- [WHAT YOU NEED TO DO] Set each record down exactly, excluding all images.

(Page transcription records)

• • •

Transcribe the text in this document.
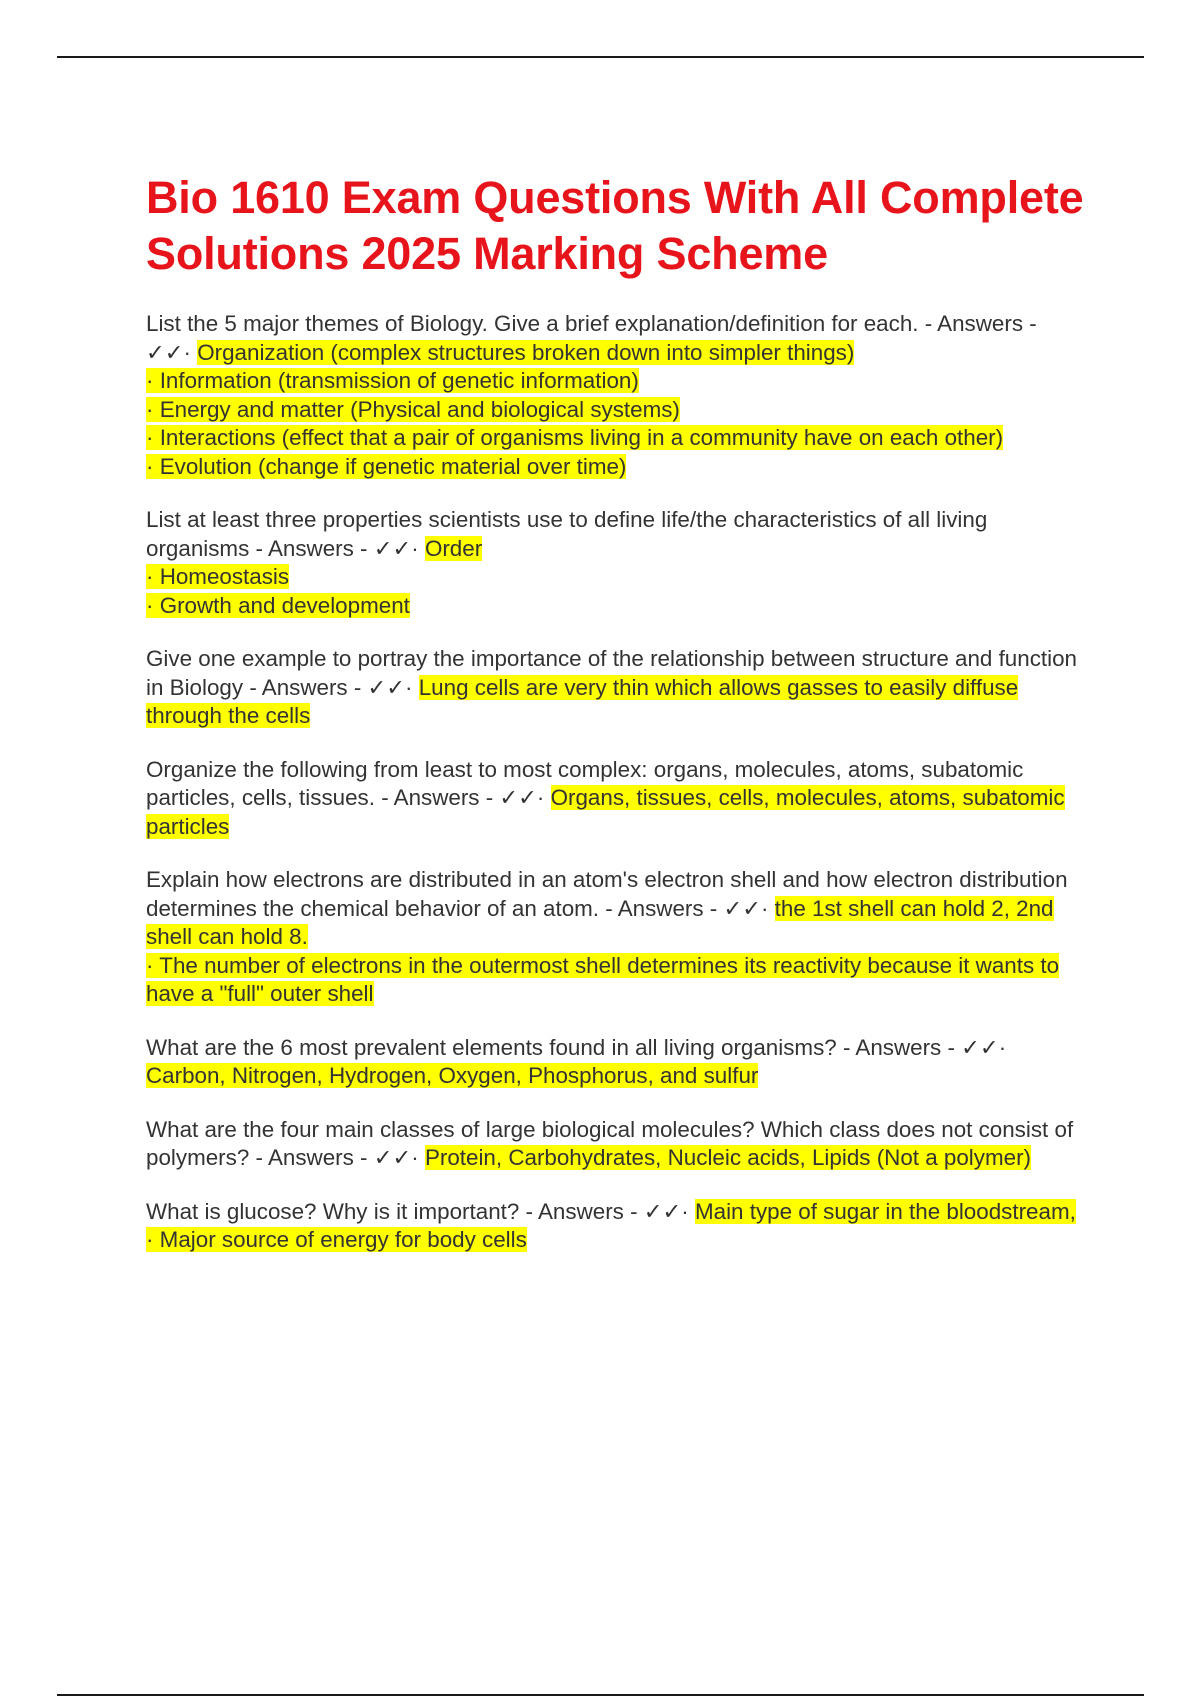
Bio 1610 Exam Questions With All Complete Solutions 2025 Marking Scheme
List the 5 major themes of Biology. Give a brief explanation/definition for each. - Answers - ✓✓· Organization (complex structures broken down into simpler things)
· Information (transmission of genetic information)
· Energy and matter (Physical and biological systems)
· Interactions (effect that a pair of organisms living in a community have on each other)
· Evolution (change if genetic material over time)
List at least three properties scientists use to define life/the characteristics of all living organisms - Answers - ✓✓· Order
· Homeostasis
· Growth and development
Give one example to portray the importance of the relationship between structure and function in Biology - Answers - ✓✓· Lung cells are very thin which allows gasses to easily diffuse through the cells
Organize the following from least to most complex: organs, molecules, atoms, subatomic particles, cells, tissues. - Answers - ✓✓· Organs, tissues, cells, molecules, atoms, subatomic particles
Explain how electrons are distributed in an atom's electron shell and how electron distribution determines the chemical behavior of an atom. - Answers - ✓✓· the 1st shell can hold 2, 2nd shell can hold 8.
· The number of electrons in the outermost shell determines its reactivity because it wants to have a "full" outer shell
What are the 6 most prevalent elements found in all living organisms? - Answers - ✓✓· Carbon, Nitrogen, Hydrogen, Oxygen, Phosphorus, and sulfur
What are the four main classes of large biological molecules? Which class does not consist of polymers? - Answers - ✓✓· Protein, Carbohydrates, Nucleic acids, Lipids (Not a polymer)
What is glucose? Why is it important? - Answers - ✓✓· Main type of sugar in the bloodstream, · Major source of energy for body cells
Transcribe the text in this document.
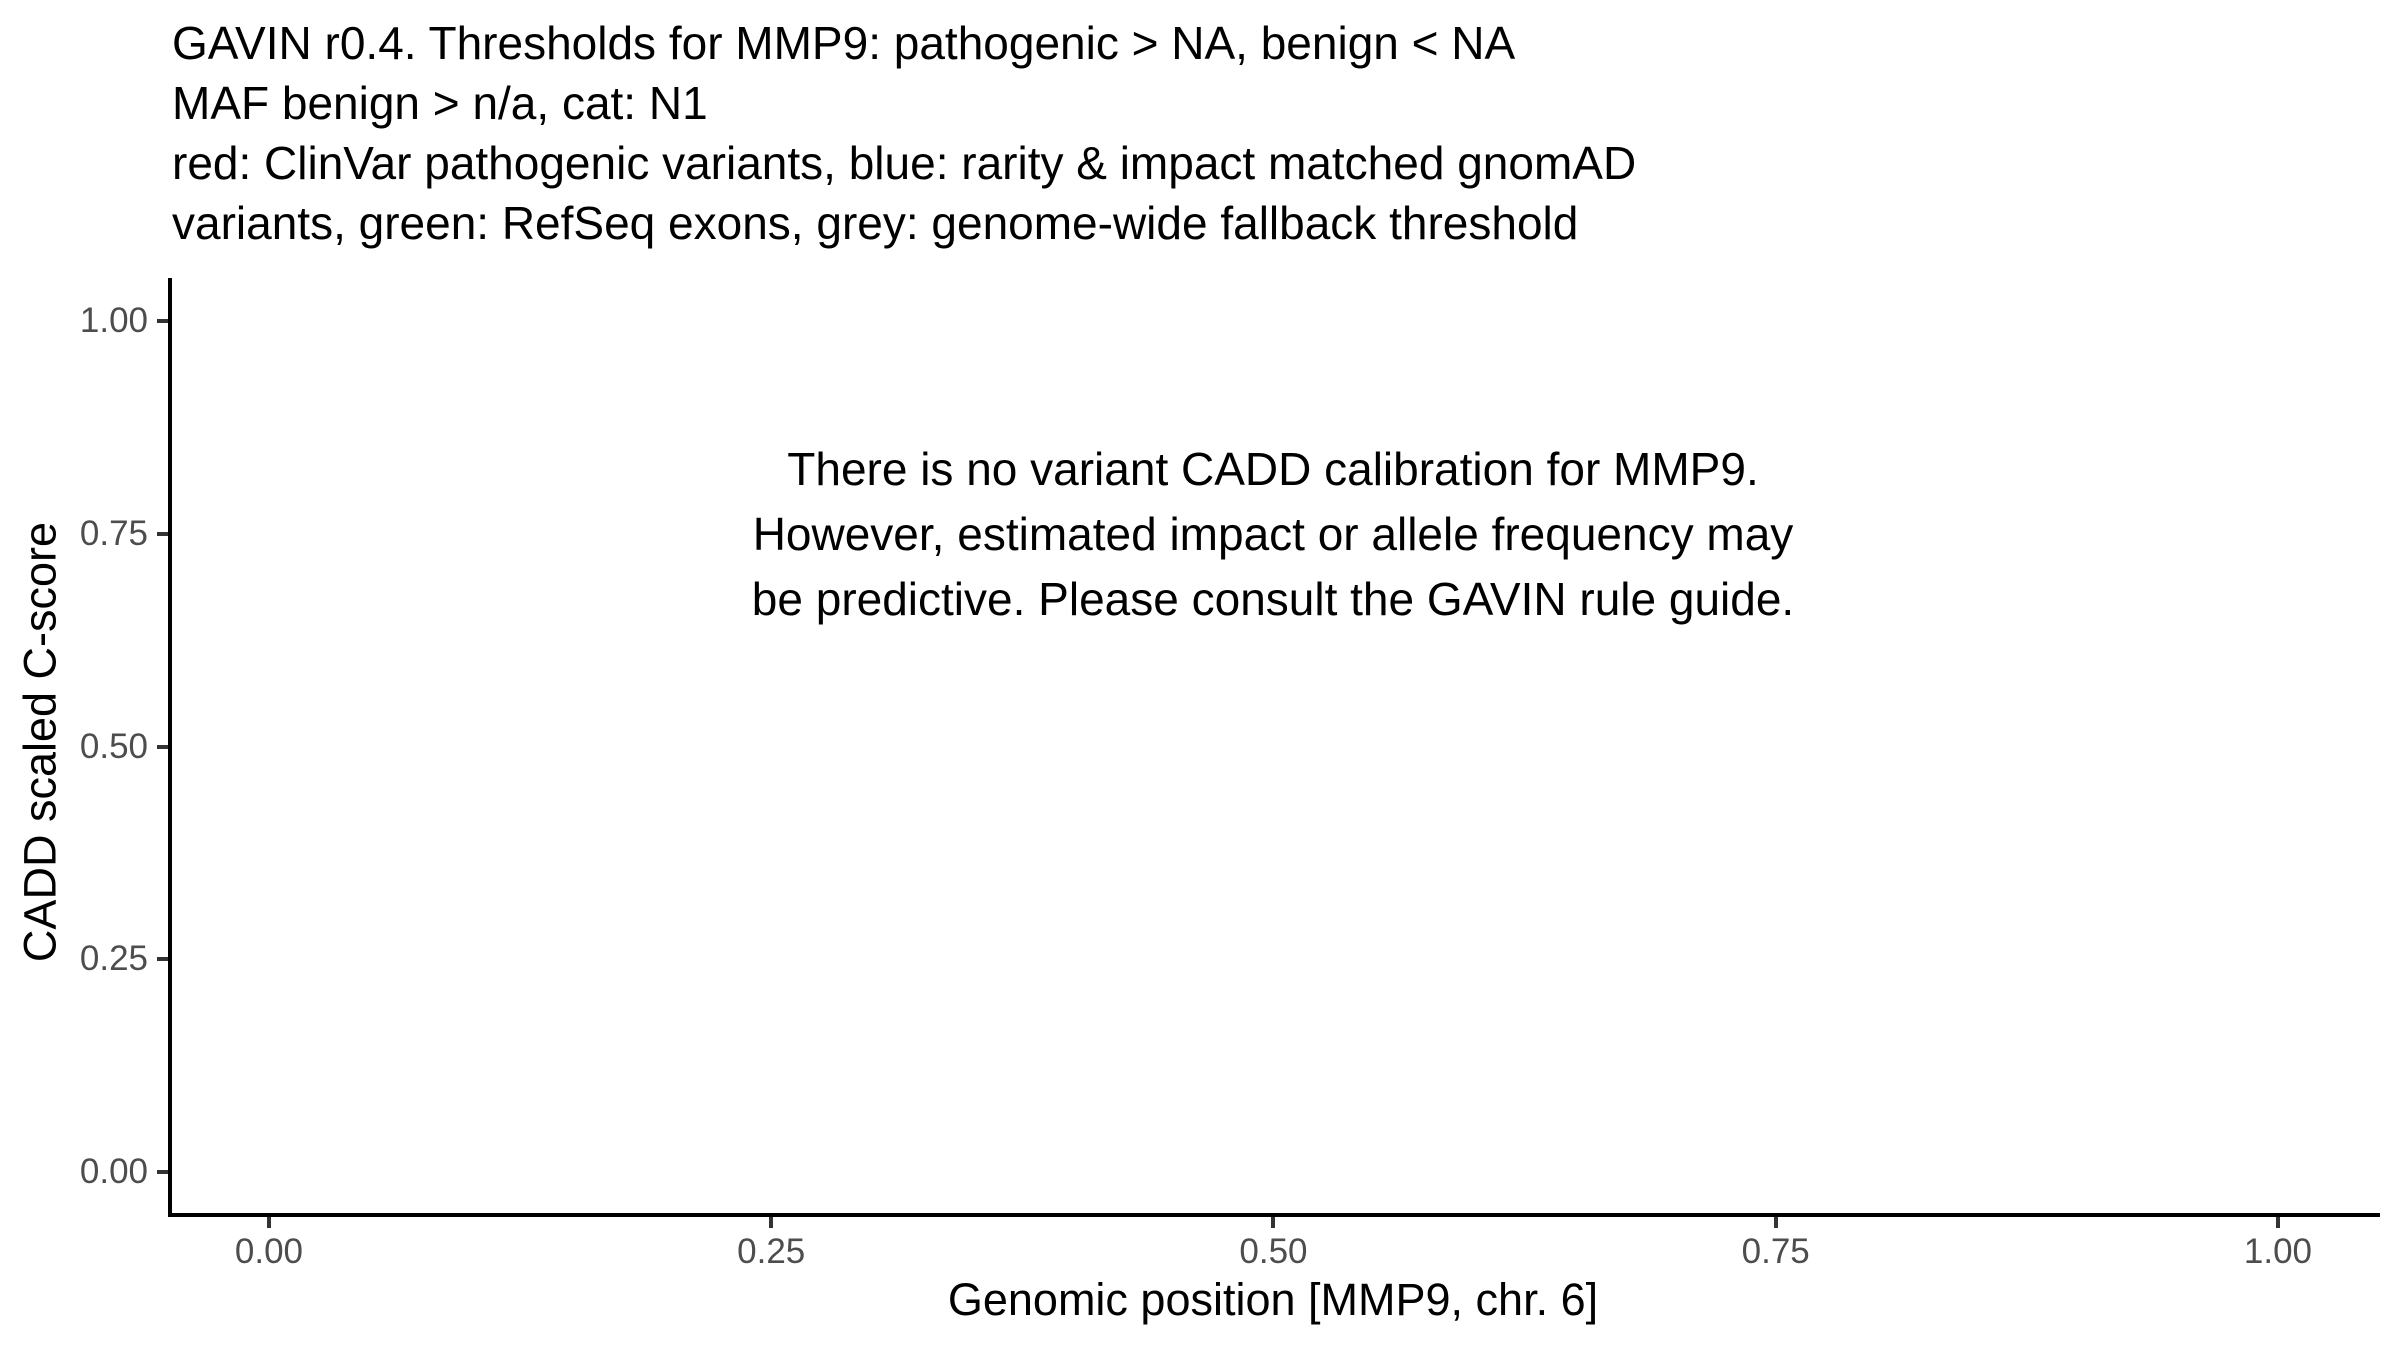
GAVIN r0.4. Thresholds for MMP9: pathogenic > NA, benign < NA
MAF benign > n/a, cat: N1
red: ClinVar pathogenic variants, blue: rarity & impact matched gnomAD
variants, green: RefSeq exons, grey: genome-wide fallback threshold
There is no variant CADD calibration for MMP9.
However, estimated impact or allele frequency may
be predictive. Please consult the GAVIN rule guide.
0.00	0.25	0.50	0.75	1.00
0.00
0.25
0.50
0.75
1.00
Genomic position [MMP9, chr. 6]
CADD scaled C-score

• • •

- [FINISHED TASK]
Transcribe the text in this document.
Bio 1610 Exam Questions With All Complete Solutions 2025 Marking Scheme
List the 5 major themes of Biology. Give a brief explanation/definition for each. - Answers - ✓✓· Organization (complex structures broken down into simpler things)
· Information (transmission of genetic information)
· Energy and matter (Physical and biological systems)
· Interactions (effect that a pair of organisms living in a community have on each other)
· Evolution (change if genetic material over time)
List at least three properties scientists use to define life/the characteristics of all living organisms - Answers - ✓✓· Order
· Homeostasis
· Growth and development
Give one example to portray the importance of the relationship between structure and function in Biology - Answers - ✓✓· Lung cells are very thin which allows gasses to easily diffuse through the cells
Organize the following from least to most complex: organs, molecules, atoms, subatomic particles, cells, tissues. - Answers - ✓✓· Organs, tissues, cells, molecules, atoms, subatomic particles
Explain how electrons are distributed in an atom's electron shell and how electron distribution determines the chemical behavior of an atom. - Answers - ✓✓· the 1st shell can hold 2, 2nd shell can hold 8.
· The number of electrons in the outermost shell determines its reactivity because it wants to have a "full" outer shell
What are the 6 most prevalent elements found in all living organisms? - Answers - ✓✓· Carbon, Nitrogen, Hydrogen, Oxygen, Phosphorus, and sulfur
What are the four main classes of large biological molecules? Which class does not consist of polymers? - Answers - ✓✓· Protein, Carbohydrates, Nucleic acids, Lipids (Not a polymer)
What is glucose? Why is it important? - Answers - ✓✓· Main type of sugar in the bloodstream, · Major source of energy for body cells
Transcribe the text in this document.
GAVIN r0.4. Thresholds for MMP9: pathogenic > NA, benign < NA
MAF benign > n/a, cat: N1
red: ClinVar pathogenic variants, blue: rarity & impact matched gnomAD
variants, green: RefSeq exons, grey: genome-wide fallback threshold
There is no variant CADD calibration for MMP9.
However, estimated impact or allele frequency may
be predictive. Please consult the GAVIN rule guide.
0.00	0.25	0.50	0.75	1.00
0.00
0.25
0.50
0.75
1.00
Genomic position [MMP9, chr. 6]
CADD scaled C-score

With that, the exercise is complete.